→ **PROBLEM**: Print the listing in its entirety and exactly, leaving out images.

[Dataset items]
● ● ● ● ● ● ●

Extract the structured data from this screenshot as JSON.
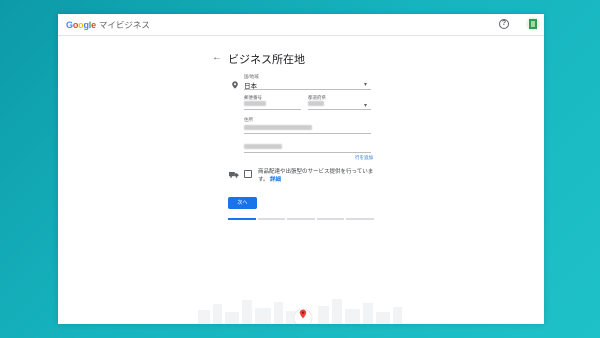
{
  "header": {
    "logo_letters": [
      "G",
      "o",
      "o",
      "g",
      "l",
      "e"
    ],
    "logo_colors": [
      "#4285F4",
      "#EA4335",
      "#FBBC05",
      "#4285F4",
      "#34A853",
      "#EA4335"
    ],
    "product_name": "マイビジネス",
    "help_symbol": "?"
  },
  "page": {
    "back_symbol": "←",
    "title": "ビジネス所在地"
  },
  "form": {
    "country_label": "国/地域",
    "country_value": "日本",
    "postal_label": "郵便番号",
    "prefecture_label": "都道府県",
    "address_label": "住所",
    "add_line_link": "行を追加",
    "delivery_text": "商品配達や出張型のサービス提供を行っています。",
    "delivery_detail_link": "詳細",
    "next_button": "次へ"
  },
  "progress": {
    "total_steps": 5,
    "current_step": 1
  },
  "colors": {
    "accent": "#1a73e8",
    "background_teal": "#16b4be",
    "map_pin": "#ea4335"
  },
  "icons": [
    "help-icon",
    "avatar",
    "back-arrow-icon",
    "location-pin-icon",
    "truck-icon",
    "chevron-down-icon",
    "map-pin-icon"
  ]
}
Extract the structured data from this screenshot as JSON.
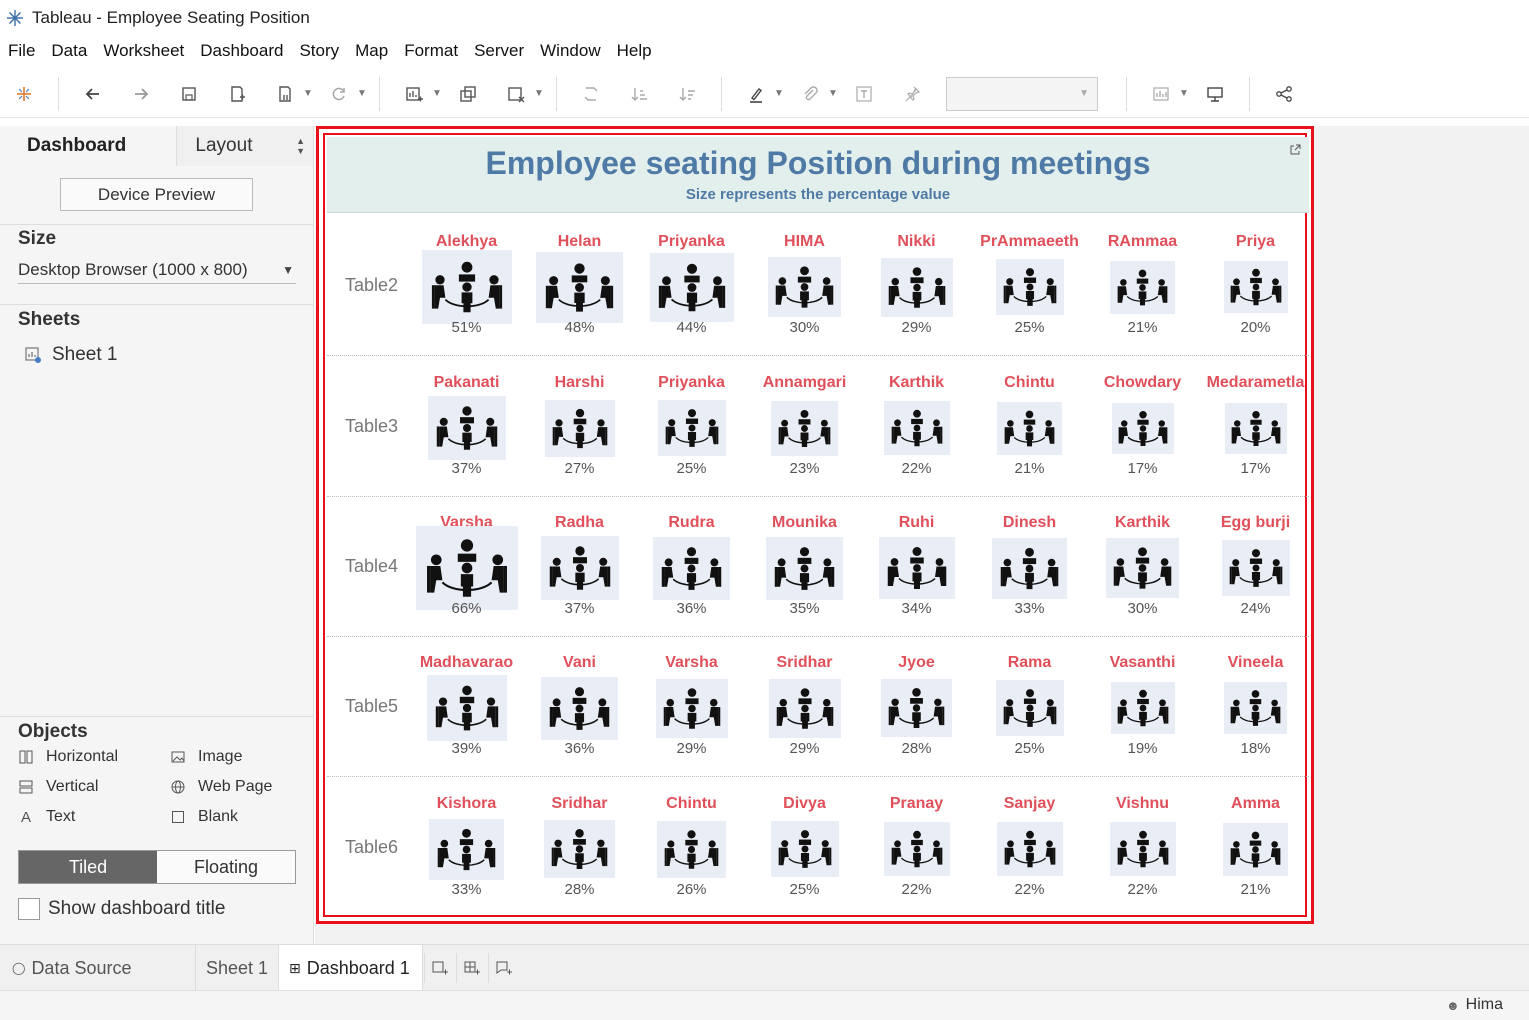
{
  "window": {
    "title": "Tableau - Employee Seating Position"
  },
  "menubar": [
    "File",
    "Data",
    "Worksheet",
    "Dashboard",
    "Story",
    "Map",
    "Format",
    "Server",
    "Window",
    "Help"
  ],
  "left_panel": {
    "tabs": {
      "active": "Dashboard",
      "inactive": "Layout"
    },
    "device_preview": "Device Preview",
    "size_heading": "Size",
    "size_value": "Desktop Browser (1000 x 800)",
    "sheets_heading": "Sheets",
    "sheets": [
      "Sheet 1"
    ],
    "objects_heading": "Objects",
    "objects": {
      "horizontal": "Horizontal",
      "image": "Image",
      "vertical": "Vertical",
      "web_page": "Web Page",
      "text": "Text",
      "blank": "Blank"
    },
    "tiled": "Tiled",
    "floating": "Floating",
    "show_title": "Show dashboard title"
  },
  "dashboard": {
    "title": "Employee seating Position during meetings",
    "subtitle": "Size represents the percentage value",
    "rows": [
      {
        "label": "Table2",
        "cells": [
          {
            "name": "Alekhya",
            "value": 51
          },
          {
            "name": "Helan",
            "value": 48
          },
          {
            "name": "Priyanka",
            "value": 44
          },
          {
            "name": "HIMA",
            "value": 30
          },
          {
            "name": "Nikki",
            "value": 29
          },
          {
            "name": "PrAmmaeeth",
            "value": 25
          },
          {
            "name": "RAmmaa",
            "value": 21
          },
          {
            "name": "Priya",
            "value": 20
          }
        ]
      },
      {
        "label": "Table3",
        "cells": [
          {
            "name": "Pakanati",
            "value": 37
          },
          {
            "name": "Harshi",
            "value": 27
          },
          {
            "name": "Priyanka",
            "value": 25
          },
          {
            "name": "Annamgari",
            "value": 23
          },
          {
            "name": "Karthik",
            "value": 22
          },
          {
            "name": "Chintu",
            "value": 21
          },
          {
            "name": "Chowdary",
            "value": 17
          },
          {
            "name": "Medarametla",
            "value": 17
          }
        ]
      },
      {
        "label": "Table4",
        "cells": [
          {
            "name": "Varsha",
            "value": 66
          },
          {
            "name": "Radha",
            "value": 37
          },
          {
            "name": "Rudra",
            "value": 36
          },
          {
            "name": "Mounika",
            "value": 35
          },
          {
            "name": "Ruhi",
            "value": 34
          },
          {
            "name": "Dinesh",
            "value": 33
          },
          {
            "name": "Karthik",
            "value": 30
          },
          {
            "name": "Egg burji",
            "value": 24
          }
        ]
      },
      {
        "label": "Table5",
        "cells": [
          {
            "name": "Madhavarao",
            "value": 39
          },
          {
            "name": "Vani",
            "value": 36
          },
          {
            "name": "Varsha",
            "value": 29
          },
          {
            "name": "Sridhar",
            "value": 29
          },
          {
            "name": "Jyoe",
            "value": 28
          },
          {
            "name": "Rama",
            "value": 25
          },
          {
            "name": "Vasanthi",
            "value": 19
          },
          {
            "name": "Vineela",
            "value": 18
          }
        ]
      },
      {
        "label": "Table6",
        "cells": [
          {
            "name": "Kishora",
            "value": 33
          },
          {
            "name": "Sridhar",
            "value": 28
          },
          {
            "name": "Chintu",
            "value": 26
          },
          {
            "name": "Divya",
            "value": 25
          },
          {
            "name": "Pranay",
            "value": 22
          },
          {
            "name": "Sanjay",
            "value": 22
          },
          {
            "name": "Vishnu",
            "value": 22
          },
          {
            "name": "Amma",
            "value": 21
          }
        ]
      }
    ],
    "colors": {
      "name": "#e0505a",
      "title": "#4f7aa6",
      "header_bg": "#e3efec",
      "tile_bg": "#e9edf5",
      "border": "#e8101a"
    }
  },
  "bottom_tabs": {
    "data_source": "Data Source",
    "sheet": "Sheet 1",
    "dashboard": "Dashboard 1"
  },
  "status": {
    "user": "Hima"
  }
}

● ● ● ● ● ● ●

→ **TASK RESULT**:
Extract the structured data from this screenshot as JSON.
{
  "header": {
    "logo_letters": [
      "G",
      "o",
      "o",
      "g",
      "l",
      "e"
    ],
    "logo_colors": [
      "#4285F4",
      "#EA4335",
      "#FBBC05",
      "#4285F4",
      "#34A853",
      "#EA4335"
    ],
    "product_name": "マイビジネス",
    "help_symbol": "?"
  },
  "page": {
    "back_symbol": "←",
    "title": "ビジネス所在地"
  },
  "form": {
    "country_label": "国/地域",
    "country_value": "日本",
    "postal_label": "郵便番号",
    "prefecture_label": "都道府県",
    "address_label": "住所",
    "add_line_link": "行を追加",
    "delivery_text": "商品配達や出張型のサービス提供を行っています。",
    "delivery_detail_link": "詳細",
    "next_button": "次へ"
  },
  "progress": {
    "total_steps": 5,
    "current_step": 1
  },
  "colors": {
    "accent": "#1a73e8",
    "background_teal": "#16b4be",
    "map_pin": "#ea4335"
  },
  "icons": [
    "help-icon",
    "avatar",
    "back-arrow-icon",
    "location-pin-icon",
    "truck-icon",
    "chevron-down-icon",
    "map-pin-icon"
  ]
}
Extract the structured data from this screenshot as JSON.
{
  "window": {
    "title": "Tableau - Employee Seating Position"
  },
  "menubar": [
    "File",
    "Data",
    "Worksheet",
    "Dashboard",
    "Story",
    "Map",
    "Format",
    "Server",
    "Window",
    "Help"
  ],
  "left_panel": {
    "tabs": {
      "active": "Dashboard",
      "inactive": "Layout"
    },
    "device_preview": "Device Preview",
    "size_heading": "Size",
    "size_value": "Desktop Browser (1000 x 800)",
    "sheets_heading": "Sheets",
    "sheets": [
      "Sheet 1"
    ],
    "objects_heading": "Objects",
    "objects": {
      "horizontal": "Horizontal",
      "image": "Image",
      "vertical": "Vertical",
      "web_page": "Web Page",
      "text": "Text",
      "blank": "Blank"
    },
    "tiled": "Tiled",
    "floating": "Floating",
    "show_title": "Show dashboard title"
  },
  "dashboard": {
    "title": "Employee seating Position during meetings",
    "subtitle": "Size represents the percentage value",
    "rows": [
      {
        "label": "Table2",
        "cells": [
          {
            "name": "Alekhya",
            "value": 51
          },
          {
            "name": "Helan",
            "value": 48
          },
          {
            "name": "Priyanka",
            "value": 44
          },
          {
            "name": "HIMA",
            "value": 30
          },
          {
            "name": "Nikki",
            "value": 29
          },
          {
            "name": "PrAmmaeeth",
            "value": 25
          },
          {
            "name": "RAmmaa",
            "value": 21
          },
          {
            "name": "Priya",
            "value": 20
          }
        ]
      },
      {
        "label": "Table3",
        "cells": [
          {
            "name": "Pakanati",
            "value": 37
          },
          {
            "name": "Harshi",
            "value": 27
          },
          {
            "name": "Priyanka",
            "value": 25
          },
          {
            "name": "Annamgari",
            "value": 23
          },
          {
            "name": "Karthik",
            "value": 22
          },
          {
            "name": "Chintu",
            "value": 21
          },
          {
            "name": "Chowdary",
            "value": 17
          },
          {
            "name": "Medarametla",
            "value": 17
          }
        ]
      },
      {
        "label": "Table4",
        "cells": [
          {
            "name": "Varsha",
            "value": 66
          },
          {
            "name": "Radha",
            "value": 37
          },
          {
            "name": "Rudra",
            "value": 36
          },
          {
            "name": "Mounika",
            "value": 35
          },
          {
            "name": "Ruhi",
            "value": 34
          },
          {
            "name": "Dinesh",
            "value": 33
          },
          {
            "name": "Karthik",
            "value": 30
          },
          {
            "name": "Egg burji",
            "value": 24
          }
        ]
      },
      {
        "label": "Table5",
        "cells": [
          {
            "name": "Madhavarao",
            "value": 39
          },
          {
            "name": "Vani",
            "value": 36
          },
          {
            "name": "Varsha",
            "value": 29
          },
          {
            "name": "Sridhar",
            "value": 29
          },
          {
            "name": "Jyoe",
            "value": 28
          },
          {
            "name": "Rama",
            "value": 25
          },
          {
            "name": "Vasanthi",
            "value": 19
          },
          {
            "name": "Vineela",
            "value": 18
          }
        ]
      },
      {
        "label": "Table6",
        "cells": [
          {
            "name": "Kishora",
            "value": 33
          },
          {
            "name": "Sridhar",
            "value": 28
          },
          {
            "name": "Chintu",
            "value": 26
          },
          {
            "name": "Divya",
            "value": 25
          },
          {
            "name": "Pranay",
            "value": 22
          },
          {
            "name": "Sanjay",
            "value": 22
          },
          {
            "name": "Vishnu",
            "value": 22
          },
          {
            "name": "Amma",
            "value": 21
          }
        ]
      }
    ],
    "colors": {
      "name": "#e0505a",
      "title": "#4f7aa6",
      "header_bg": "#e3efec",
      "tile_bg": "#e9edf5",
      "border": "#e8101a"
    }
  },
  "bottom_tabs": {
    "data_source": "Data Source",
    "sheet": "Sheet 1",
    "dashboard": "Dashboard 1"
  },
  "status": {
    "user": "Hima"
  }
}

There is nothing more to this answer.